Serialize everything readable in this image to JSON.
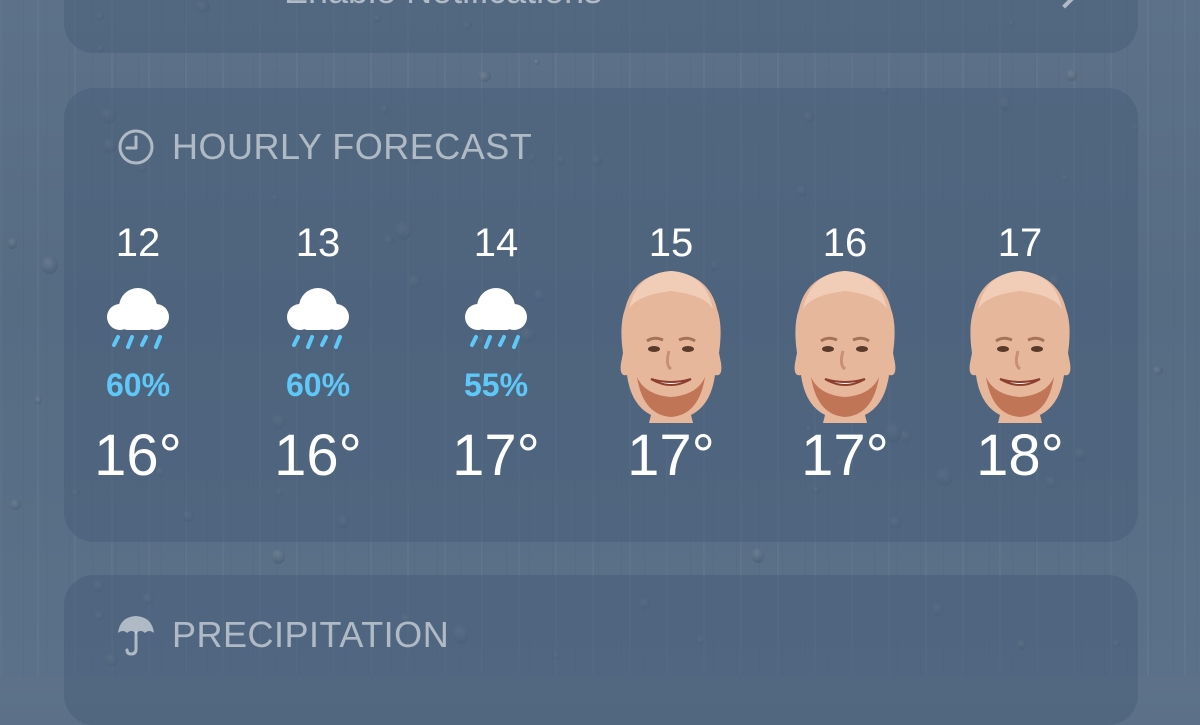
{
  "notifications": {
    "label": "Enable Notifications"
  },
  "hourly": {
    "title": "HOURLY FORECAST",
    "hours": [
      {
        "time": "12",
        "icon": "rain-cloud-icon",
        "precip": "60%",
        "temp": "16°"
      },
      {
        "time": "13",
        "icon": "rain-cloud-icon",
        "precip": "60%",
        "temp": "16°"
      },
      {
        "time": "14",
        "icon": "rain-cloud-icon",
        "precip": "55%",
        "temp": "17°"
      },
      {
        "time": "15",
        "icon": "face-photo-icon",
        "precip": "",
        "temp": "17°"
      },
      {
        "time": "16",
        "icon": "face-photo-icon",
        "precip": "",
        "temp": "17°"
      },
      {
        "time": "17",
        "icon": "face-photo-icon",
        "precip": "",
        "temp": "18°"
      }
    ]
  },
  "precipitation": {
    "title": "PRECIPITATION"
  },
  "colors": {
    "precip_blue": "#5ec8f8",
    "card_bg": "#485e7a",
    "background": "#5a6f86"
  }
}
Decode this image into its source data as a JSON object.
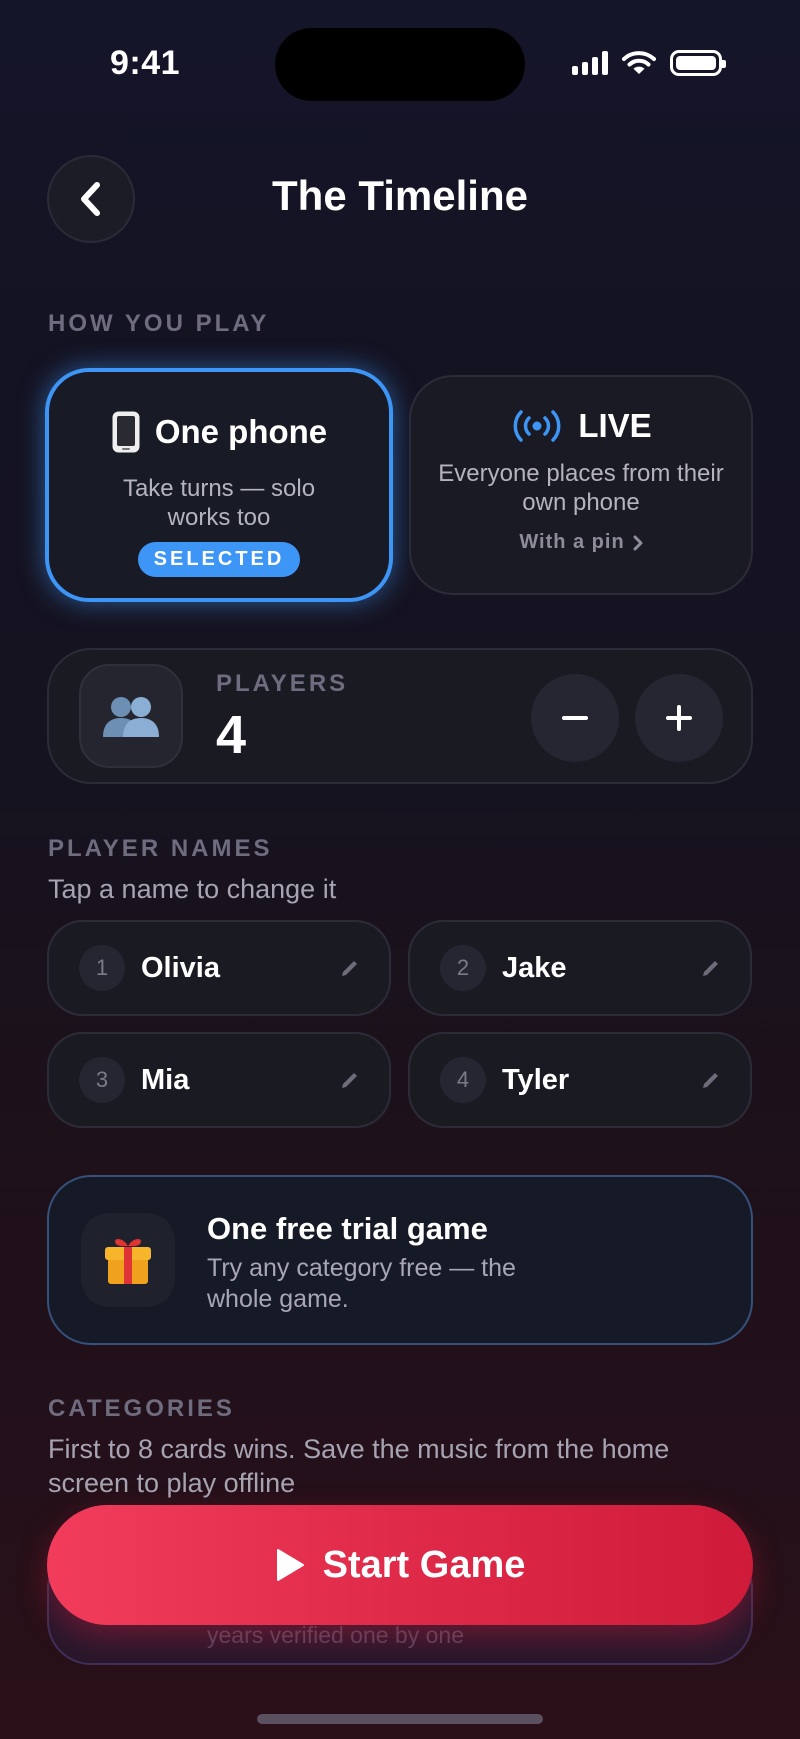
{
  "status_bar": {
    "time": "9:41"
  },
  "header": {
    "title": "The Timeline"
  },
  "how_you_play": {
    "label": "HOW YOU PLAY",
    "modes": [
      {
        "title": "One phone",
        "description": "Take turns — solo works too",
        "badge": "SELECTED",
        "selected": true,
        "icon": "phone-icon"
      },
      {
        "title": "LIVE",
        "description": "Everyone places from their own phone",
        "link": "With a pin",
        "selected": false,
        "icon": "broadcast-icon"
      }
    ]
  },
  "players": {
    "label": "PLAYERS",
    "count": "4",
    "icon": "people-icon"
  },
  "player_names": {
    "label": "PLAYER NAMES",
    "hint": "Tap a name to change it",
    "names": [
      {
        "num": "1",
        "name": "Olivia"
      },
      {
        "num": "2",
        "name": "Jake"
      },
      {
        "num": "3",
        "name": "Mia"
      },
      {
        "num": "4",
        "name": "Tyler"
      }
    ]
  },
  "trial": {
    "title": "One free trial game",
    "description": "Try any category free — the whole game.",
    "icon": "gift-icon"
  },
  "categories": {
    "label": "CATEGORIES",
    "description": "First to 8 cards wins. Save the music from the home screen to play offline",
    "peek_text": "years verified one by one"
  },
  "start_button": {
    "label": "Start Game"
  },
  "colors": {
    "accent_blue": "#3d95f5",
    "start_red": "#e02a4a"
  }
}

▶ _Stated exercise_: Quote the records in full and exactly; skip any image.

▶ _The reply_:
Serialize everything readable in this image to JSON.
{
  "notifications": {
    "label": "Enable Notifications"
  },
  "hourly": {
    "title": "HOURLY FORECAST",
    "hours": [
      {
        "time": "12",
        "icon": "rain-cloud-icon",
        "precip": "60%",
        "temp": "16°"
      },
      {
        "time": "13",
        "icon": "rain-cloud-icon",
        "precip": "60%",
        "temp": "16°"
      },
      {
        "time": "14",
        "icon": "rain-cloud-icon",
        "precip": "55%",
        "temp": "17°"
      },
      {
        "time": "15",
        "icon": "face-photo-icon",
        "precip": "",
        "temp": "17°"
      },
      {
        "time": "16",
        "icon": "face-photo-icon",
        "precip": "",
        "temp": "17°"
      },
      {
        "time": "17",
        "icon": "face-photo-icon",
        "precip": "",
        "temp": "18°"
      }
    ]
  },
  "precipitation": {
    "title": "PRECIPITATION"
  },
  "colors": {
    "precip_blue": "#5ec8f8",
    "card_bg": "#485e7a",
    "background": "#5a6f86"
  }
}
Decode this image into its source data as a JSON object.
{
  "status_bar": {
    "time": "9:41"
  },
  "header": {
    "title": "The Timeline"
  },
  "how_you_play": {
    "label": "HOW YOU PLAY",
    "modes": [
      {
        "title": "One phone",
        "description": "Take turns — solo works too",
        "badge": "SELECTED",
        "selected": true,
        "icon": "phone-icon"
      },
      {
        "title": "LIVE",
        "description": "Everyone places from their own phone",
        "link": "With a pin",
        "selected": false,
        "icon": "broadcast-icon"
      }
    ]
  },
  "players": {
    "label": "PLAYERS",
    "count": "4",
    "icon": "people-icon"
  },
  "player_names": {
    "label": "PLAYER NAMES",
    "hint": "Tap a name to change it",
    "names": [
      {
        "num": "1",
        "name": "Olivia"
      },
      {
        "num": "2",
        "name": "Jake"
      },
      {
        "num": "3",
        "name": "Mia"
      },
      {
        "num": "4",
        "name": "Tyler"
      }
    ]
  },
  "trial": {
    "title": "One free trial game",
    "description": "Try any category free — the whole game.",
    "icon": "gift-icon"
  },
  "categories": {
    "label": "CATEGORIES",
    "description": "First to 8 cards wins. Save the music from the home screen to play offline",
    "peek_text": "years verified one by one"
  },
  "start_button": {
    "label": "Start Game"
  },
  "colors": {
    "accent_blue": "#3d95f5",
    "start_red": "#e02a4a"
  }
}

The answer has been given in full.